Figure contents as structured data
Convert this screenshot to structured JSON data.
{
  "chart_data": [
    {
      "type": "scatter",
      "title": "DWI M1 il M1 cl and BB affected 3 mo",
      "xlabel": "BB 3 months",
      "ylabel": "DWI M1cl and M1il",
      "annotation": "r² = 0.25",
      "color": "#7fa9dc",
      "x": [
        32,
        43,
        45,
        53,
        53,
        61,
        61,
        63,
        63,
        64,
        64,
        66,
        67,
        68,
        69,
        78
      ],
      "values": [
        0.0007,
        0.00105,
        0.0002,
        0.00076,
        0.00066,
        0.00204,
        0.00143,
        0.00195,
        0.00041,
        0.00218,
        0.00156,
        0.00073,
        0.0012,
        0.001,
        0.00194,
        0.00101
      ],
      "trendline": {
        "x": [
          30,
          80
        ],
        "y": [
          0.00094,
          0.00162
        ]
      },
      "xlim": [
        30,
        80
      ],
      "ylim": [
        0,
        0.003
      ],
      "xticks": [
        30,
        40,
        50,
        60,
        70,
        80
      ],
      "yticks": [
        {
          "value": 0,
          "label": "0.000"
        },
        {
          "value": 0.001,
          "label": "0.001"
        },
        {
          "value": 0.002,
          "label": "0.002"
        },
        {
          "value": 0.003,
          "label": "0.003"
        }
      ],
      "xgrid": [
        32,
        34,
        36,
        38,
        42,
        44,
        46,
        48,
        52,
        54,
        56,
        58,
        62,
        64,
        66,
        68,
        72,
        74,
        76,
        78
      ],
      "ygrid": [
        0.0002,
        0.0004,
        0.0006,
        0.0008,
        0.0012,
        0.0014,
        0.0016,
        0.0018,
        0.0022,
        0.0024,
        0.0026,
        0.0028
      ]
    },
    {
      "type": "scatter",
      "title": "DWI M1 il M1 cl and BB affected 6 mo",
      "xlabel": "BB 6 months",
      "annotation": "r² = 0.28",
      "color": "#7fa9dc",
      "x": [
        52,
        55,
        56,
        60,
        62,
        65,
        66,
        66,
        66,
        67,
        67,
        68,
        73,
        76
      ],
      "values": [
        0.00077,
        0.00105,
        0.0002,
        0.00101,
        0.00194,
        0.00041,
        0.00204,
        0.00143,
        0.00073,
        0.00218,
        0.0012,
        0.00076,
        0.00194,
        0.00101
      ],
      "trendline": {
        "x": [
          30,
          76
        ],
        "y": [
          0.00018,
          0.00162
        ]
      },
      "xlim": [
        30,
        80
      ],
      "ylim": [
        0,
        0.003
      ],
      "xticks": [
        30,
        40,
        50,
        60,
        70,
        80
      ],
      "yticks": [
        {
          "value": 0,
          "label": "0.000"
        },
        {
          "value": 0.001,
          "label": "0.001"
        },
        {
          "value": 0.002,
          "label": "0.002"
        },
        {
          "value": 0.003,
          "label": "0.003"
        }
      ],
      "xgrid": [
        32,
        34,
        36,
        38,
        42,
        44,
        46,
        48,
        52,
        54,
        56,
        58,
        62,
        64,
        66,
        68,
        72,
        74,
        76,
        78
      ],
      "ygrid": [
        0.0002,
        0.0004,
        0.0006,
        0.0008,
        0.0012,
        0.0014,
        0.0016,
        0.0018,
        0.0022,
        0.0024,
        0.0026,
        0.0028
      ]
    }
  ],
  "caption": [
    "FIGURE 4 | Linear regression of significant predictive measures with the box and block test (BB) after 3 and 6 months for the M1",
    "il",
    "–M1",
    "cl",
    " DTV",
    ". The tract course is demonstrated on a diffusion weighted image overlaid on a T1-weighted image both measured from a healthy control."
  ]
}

▸ **WRITTEN REQUEST**:
Using the data above, reproduce every line exactly.

▸ **WRITTEN ANSWER**:
Convert this screenshot to structured JSON data.
{
  "chart_data": [
    {
      "type": "scatter",
      "title": "DWI M1 il M1 cl and BB affected 3 mo",
      "xlabel": "BB 3 months",
      "ylabel": "DWI M1cl and M1il",
      "annotation": "r² = 0.25",
      "color": "#7fa9dc",
      "x": [
        32,
        43,
        45,
        53,
        53,
        61,
        61,
        63,
        63,
        64,
        64,
        66,
        67,
        68,
        69,
        78
      ],
      "values": [
        0.0007,
        0.00105,
        0.0002,
        0.00076,
        0.00066,
        0.00204,
        0.00143,
        0.00195,
        0.00041,
        0.00218,
        0.00156,
        0.00073,
        0.0012,
        0.001,
        0.00194,
        0.00101
      ],
      "trendline": {
        "x": [
          30,
          80
        ],
        "y": [
          0.00094,
          0.00162
        ]
      },
      "xlim": [
        30,
        80
      ],
      "ylim": [
        0,
        0.003
      ],
      "xticks": [
        30,
        40,
        50,
        60,
        70,
        80
      ],
      "yticks": [
        {
          "value": 0,
          "label": "0.000"
        },
        {
          "value": 0.001,
          "label": "0.001"
        },
        {
          "value": 0.002,
          "label": "0.002"
        },
        {
          "value": 0.003,
          "label": "0.003"
        }
      ],
      "xgrid": [
        32,
        34,
        36,
        38,
        42,
        44,
        46,
        48,
        52,
        54,
        56,
        58,
        62,
        64,
        66,
        68,
        72,
        74,
        76,
        78
      ],
      "ygrid": [
        0.0002,
        0.0004,
        0.0006,
        0.0008,
        0.0012,
        0.0014,
        0.0016,
        0.0018,
        0.0022,
        0.0024,
        0.0026,
        0.0028
      ]
    },
    {
      "type": "scatter",
      "title": "DWI M1 il M1 cl and BB affected 6 mo",
      "xlabel": "BB 6 months",
      "annotation": "r² = 0.28",
      "color": "#7fa9dc",
      "x": [
        52,
        55,
        56,
        60,
        62,
        65,
        66,
        66,
        66,
        67,
        67,
        68,
        73,
        76
      ],
      "values": [
        0.00077,
        0.00105,
        0.0002,
        0.00101,
        0.00194,
        0.00041,
        0.00204,
        0.00143,
        0.00073,
        0.00218,
        0.0012,
        0.00076,
        0.00194,
        0.00101
      ],
      "trendline": {
        "x": [
          30,
          76
        ],
        "y": [
          0.00018,
          0.00162
        ]
      },
      "xlim": [
        30,
        80
      ],
      "ylim": [
        0,
        0.003
      ],
      "xticks": [
        30,
        40,
        50,
        60,
        70,
        80
      ],
      "yticks": [
        {
          "value": 0,
          "label": "0.000"
        },
        {
          "value": 0.001,
          "label": "0.001"
        },
        {
          "value": 0.002,
          "label": "0.002"
        },
        {
          "value": 0.003,
          "label": "0.003"
        }
      ],
      "xgrid": [
        32,
        34,
        36,
        38,
        42,
        44,
        46,
        48,
        52,
        54,
        56,
        58,
        62,
        64,
        66,
        68,
        72,
        74,
        76,
        78
      ],
      "ygrid": [
        0.0002,
        0.0004,
        0.0006,
        0.0008,
        0.0012,
        0.0014,
        0.0016,
        0.0018,
        0.0022,
        0.0024,
        0.0026,
        0.0028
      ]
    }
  ],
  "caption": [
    "FIGURE 4 | Linear regression of significant predictive measures with the box and block test (BB) after 3 and 6 months for the M1",
    "il",
    "–M1",
    "cl",
    " DTV",
    ". The tract course is demonstrated on a diffusion weighted image overlaid on a T1-weighted image both measured from a healthy control."
  ]
}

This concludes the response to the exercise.